* Exercise instructions:
Quote the whole listing word for word, please.
>> start Entries provided
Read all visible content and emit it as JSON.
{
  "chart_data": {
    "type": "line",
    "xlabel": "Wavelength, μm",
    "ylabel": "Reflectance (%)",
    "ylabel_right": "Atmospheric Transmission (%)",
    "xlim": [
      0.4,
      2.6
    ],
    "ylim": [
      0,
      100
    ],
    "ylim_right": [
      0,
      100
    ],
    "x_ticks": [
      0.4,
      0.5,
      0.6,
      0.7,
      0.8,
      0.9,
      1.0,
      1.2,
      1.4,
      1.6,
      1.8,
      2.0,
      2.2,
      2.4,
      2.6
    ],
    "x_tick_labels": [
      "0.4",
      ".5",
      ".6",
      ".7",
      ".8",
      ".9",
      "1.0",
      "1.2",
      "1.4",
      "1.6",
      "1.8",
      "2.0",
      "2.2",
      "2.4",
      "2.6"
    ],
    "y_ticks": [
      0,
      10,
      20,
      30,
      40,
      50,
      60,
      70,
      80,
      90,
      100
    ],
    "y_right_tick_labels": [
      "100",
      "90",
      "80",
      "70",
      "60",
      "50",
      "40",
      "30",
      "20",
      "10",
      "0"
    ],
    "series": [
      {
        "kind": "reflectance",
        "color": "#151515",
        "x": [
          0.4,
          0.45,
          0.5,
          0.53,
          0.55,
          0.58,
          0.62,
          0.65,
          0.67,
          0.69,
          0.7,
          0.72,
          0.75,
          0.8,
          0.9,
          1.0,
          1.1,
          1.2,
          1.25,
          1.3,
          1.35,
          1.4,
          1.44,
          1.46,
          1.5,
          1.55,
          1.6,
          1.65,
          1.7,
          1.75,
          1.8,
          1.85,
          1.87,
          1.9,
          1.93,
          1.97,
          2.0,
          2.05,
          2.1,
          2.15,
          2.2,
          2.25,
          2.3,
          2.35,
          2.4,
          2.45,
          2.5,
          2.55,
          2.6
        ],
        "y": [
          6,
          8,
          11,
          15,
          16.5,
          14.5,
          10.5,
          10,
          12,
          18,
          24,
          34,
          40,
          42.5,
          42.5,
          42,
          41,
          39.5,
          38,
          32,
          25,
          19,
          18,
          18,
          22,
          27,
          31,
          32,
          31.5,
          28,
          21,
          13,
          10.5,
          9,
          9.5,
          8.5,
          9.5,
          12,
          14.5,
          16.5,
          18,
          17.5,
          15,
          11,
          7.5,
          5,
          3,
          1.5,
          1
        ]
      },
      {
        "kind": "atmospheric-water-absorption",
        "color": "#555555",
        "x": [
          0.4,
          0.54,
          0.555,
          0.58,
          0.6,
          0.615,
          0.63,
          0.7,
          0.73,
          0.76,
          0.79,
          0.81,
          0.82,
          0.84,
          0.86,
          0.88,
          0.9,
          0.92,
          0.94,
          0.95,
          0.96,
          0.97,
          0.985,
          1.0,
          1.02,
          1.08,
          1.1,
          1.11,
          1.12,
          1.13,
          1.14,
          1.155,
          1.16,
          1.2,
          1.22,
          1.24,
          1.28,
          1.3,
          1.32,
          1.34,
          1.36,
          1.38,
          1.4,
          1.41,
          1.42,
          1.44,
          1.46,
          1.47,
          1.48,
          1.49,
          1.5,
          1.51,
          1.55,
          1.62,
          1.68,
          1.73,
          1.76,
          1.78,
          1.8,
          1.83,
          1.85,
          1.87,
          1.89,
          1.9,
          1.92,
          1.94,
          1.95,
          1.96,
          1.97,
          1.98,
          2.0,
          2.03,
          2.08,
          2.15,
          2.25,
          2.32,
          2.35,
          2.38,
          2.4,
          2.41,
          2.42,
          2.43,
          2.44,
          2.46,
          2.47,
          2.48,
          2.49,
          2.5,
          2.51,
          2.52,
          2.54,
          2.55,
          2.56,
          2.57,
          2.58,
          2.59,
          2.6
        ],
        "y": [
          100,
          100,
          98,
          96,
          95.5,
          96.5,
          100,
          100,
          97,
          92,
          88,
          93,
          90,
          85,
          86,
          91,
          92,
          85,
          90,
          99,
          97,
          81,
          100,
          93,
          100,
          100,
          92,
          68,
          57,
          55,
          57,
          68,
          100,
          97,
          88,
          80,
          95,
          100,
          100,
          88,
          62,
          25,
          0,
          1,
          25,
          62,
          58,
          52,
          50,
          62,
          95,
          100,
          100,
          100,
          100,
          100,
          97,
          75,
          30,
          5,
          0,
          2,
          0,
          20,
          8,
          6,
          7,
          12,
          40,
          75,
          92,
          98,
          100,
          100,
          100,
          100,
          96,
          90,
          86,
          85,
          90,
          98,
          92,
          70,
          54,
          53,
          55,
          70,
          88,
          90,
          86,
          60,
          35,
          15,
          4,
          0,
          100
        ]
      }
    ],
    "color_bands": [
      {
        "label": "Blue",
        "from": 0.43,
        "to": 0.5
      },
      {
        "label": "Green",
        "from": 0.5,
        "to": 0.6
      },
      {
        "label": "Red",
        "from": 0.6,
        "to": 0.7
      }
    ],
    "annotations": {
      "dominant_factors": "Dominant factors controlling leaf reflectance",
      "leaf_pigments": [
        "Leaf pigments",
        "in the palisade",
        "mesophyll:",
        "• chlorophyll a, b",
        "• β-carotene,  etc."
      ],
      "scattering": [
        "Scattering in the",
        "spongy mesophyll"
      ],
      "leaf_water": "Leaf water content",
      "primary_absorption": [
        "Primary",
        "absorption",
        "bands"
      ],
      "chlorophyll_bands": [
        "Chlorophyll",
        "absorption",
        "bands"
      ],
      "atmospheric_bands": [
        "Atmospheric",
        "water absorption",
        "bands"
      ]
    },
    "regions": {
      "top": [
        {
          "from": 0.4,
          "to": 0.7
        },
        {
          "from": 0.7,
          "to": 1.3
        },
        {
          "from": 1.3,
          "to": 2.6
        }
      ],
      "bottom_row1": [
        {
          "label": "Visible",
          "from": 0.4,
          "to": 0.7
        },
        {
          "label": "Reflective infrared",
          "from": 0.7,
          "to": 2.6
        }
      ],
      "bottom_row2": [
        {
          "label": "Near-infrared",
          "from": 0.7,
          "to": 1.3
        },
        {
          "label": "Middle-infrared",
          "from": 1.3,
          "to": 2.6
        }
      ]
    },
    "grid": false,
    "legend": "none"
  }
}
>> end Entries provided
* Written solution:
Read all visible content and emit it as JSON.
{
  "chart_data": {
    "type": "line",
    "xlabel": "Wavelength, μm",
    "ylabel": "Reflectance (%)",
    "ylabel_right": "Atmospheric Transmission (%)",
    "xlim": [
      0.4,
      2.6
    ],
    "ylim": [
      0,
      100
    ],
    "ylim_right": [
      0,
      100
    ],
    "x_ticks": [
      0.4,
      0.5,
      0.6,
      0.7,
      0.8,
      0.9,
      1.0,
      1.2,
      1.4,
      1.6,
      1.8,
      2.0,
      2.2,
      2.4,
      2.6
    ],
    "x_tick_labels": [
      "0.4",
      ".5",
      ".6",
      ".7",
      ".8",
      ".9",
      "1.0",
      "1.2",
      "1.4",
      "1.6",
      "1.8",
      "2.0",
      "2.2",
      "2.4",
      "2.6"
    ],
    "y_ticks": [
      0,
      10,
      20,
      30,
      40,
      50,
      60,
      70,
      80,
      90,
      100
    ],
    "y_right_tick_labels": [
      "100",
      "90",
      "80",
      "70",
      "60",
      "50",
      "40",
      "30",
      "20",
      "10",
      "0"
    ],
    "series": [
      {
        "kind": "reflectance",
        "color": "#151515",
        "x": [
          0.4,
          0.45,
          0.5,
          0.53,
          0.55,
          0.58,
          0.62,
          0.65,
          0.67,
          0.69,
          0.7,
          0.72,
          0.75,
          0.8,
          0.9,
          1.0,
          1.1,
          1.2,
          1.25,
          1.3,
          1.35,
          1.4,
          1.44,
          1.46,
          1.5,
          1.55,
          1.6,
          1.65,
          1.7,
          1.75,
          1.8,
          1.85,
          1.87,
          1.9,
          1.93,
          1.97,
          2.0,
          2.05,
          2.1,
          2.15,
          2.2,
          2.25,
          2.3,
          2.35,
          2.4,
          2.45,
          2.5,
          2.55,
          2.6
        ],
        "y": [
          6,
          8,
          11,
          15,
          16.5,
          14.5,
          10.5,
          10,
          12,
          18,
          24,
          34,
          40,
          42.5,
          42.5,
          42,
          41,
          39.5,
          38,
          32,
          25,
          19,
          18,
          18,
          22,
          27,
          31,
          32,
          31.5,
          28,
          21,
          13,
          10.5,
          9,
          9.5,
          8.5,
          9.5,
          12,
          14.5,
          16.5,
          18,
          17.5,
          15,
          11,
          7.5,
          5,
          3,
          1.5,
          1
        ]
      },
      {
        "kind": "atmospheric-water-absorption",
        "color": "#555555",
        "x": [
          0.4,
          0.54,
          0.555,
          0.58,
          0.6,
          0.615,
          0.63,
          0.7,
          0.73,
          0.76,
          0.79,
          0.81,
          0.82,
          0.84,
          0.86,
          0.88,
          0.9,
          0.92,
          0.94,
          0.95,
          0.96,
          0.97,
          0.985,
          1.0,
          1.02,
          1.08,
          1.1,
          1.11,
          1.12,
          1.13,
          1.14,
          1.155,
          1.16,
          1.2,
          1.22,
          1.24,
          1.28,
          1.3,
          1.32,
          1.34,
          1.36,
          1.38,
          1.4,
          1.41,
          1.42,
          1.44,
          1.46,
          1.47,
          1.48,
          1.49,
          1.5,
          1.51,
          1.55,
          1.62,
          1.68,
          1.73,
          1.76,
          1.78,
          1.8,
          1.83,
          1.85,
          1.87,
          1.89,
          1.9,
          1.92,
          1.94,
          1.95,
          1.96,
          1.97,
          1.98,
          2.0,
          2.03,
          2.08,
          2.15,
          2.25,
          2.32,
          2.35,
          2.38,
          2.4,
          2.41,
          2.42,
          2.43,
          2.44,
          2.46,
          2.47,
          2.48,
          2.49,
          2.5,
          2.51,
          2.52,
          2.54,
          2.55,
          2.56,
          2.57,
          2.58,
          2.59,
          2.6
        ],
        "y": [
          100,
          100,
          98,
          96,
          95.5,
          96.5,
          100,
          100,
          97,
          92,
          88,
          93,
          90,
          85,
          86,
          91,
          92,
          85,
          90,
          99,
          97,
          81,
          100,
          93,
          100,
          100,
          92,
          68,
          57,
          55,
          57,
          68,
          100,
          97,
          88,
          80,
          95,
          100,
          100,
          88,
          62,
          25,
          0,
          1,
          25,
          62,
          58,
          52,
          50,
          62,
          95,
          100,
          100,
          100,
          100,
          100,
          97,
          75,
          30,
          5,
          0,
          2,
          0,
          20,
          8,
          6,
          7,
          12,
          40,
          75,
          92,
          98,
          100,
          100,
          100,
          100,
          96,
          90,
          86,
          85,
          90,
          98,
          92,
          70,
          54,
          53,
          55,
          70,
          88,
          90,
          86,
          60,
          35,
          15,
          4,
          0,
          100
        ]
      }
    ],
    "color_bands": [
      {
        "label": "Blue",
        "from": 0.43,
        "to": 0.5
      },
      {
        "label": "Green",
        "from": 0.5,
        "to": 0.6
      },
      {
        "label": "Red",
        "from": 0.6,
        "to": 0.7
      }
    ],
    "annotations": {
      "dominant_factors": "Dominant factors controlling leaf reflectance",
      "leaf_pigments": [
        "Leaf pigments",
        "in the palisade",
        "mesophyll:",
        "• chlorophyll a, b",
        "• β-carotene,  etc."
      ],
      "scattering": [
        "Scattering in the",
        "spongy mesophyll"
      ],
      "leaf_water": "Leaf water content",
      "primary_absorption": [
        "Primary",
        "absorption",
        "bands"
      ],
      "chlorophyll_bands": [
        "Chlorophyll",
        "absorption",
        "bands"
      ],
      "atmospheric_bands": [
        "Atmospheric",
        "water absorption",
        "bands"
      ]
    },
    "regions": {
      "top": [
        {
          "from": 0.4,
          "to": 0.7
        },
        {
          "from": 0.7,
          "to": 1.3
        },
        {
          "from": 1.3,
          "to": 2.6
        }
      ],
      "bottom_row1": [
        {
          "label": "Visible",
          "from": 0.4,
          "to": 0.7
        },
        {
          "label": "Reflective infrared",
          "from": 0.7,
          "to": 2.6
        }
      ],
      "bottom_row2": [
        {
          "label": "Near-infrared",
          "from": 0.7,
          "to": 1.3
        },
        {
          "label": "Middle-infrared",
          "from": 1.3,
          "to": 2.6
        }
      ]
    },
    "grid": false,
    "legend": "none"
  }
}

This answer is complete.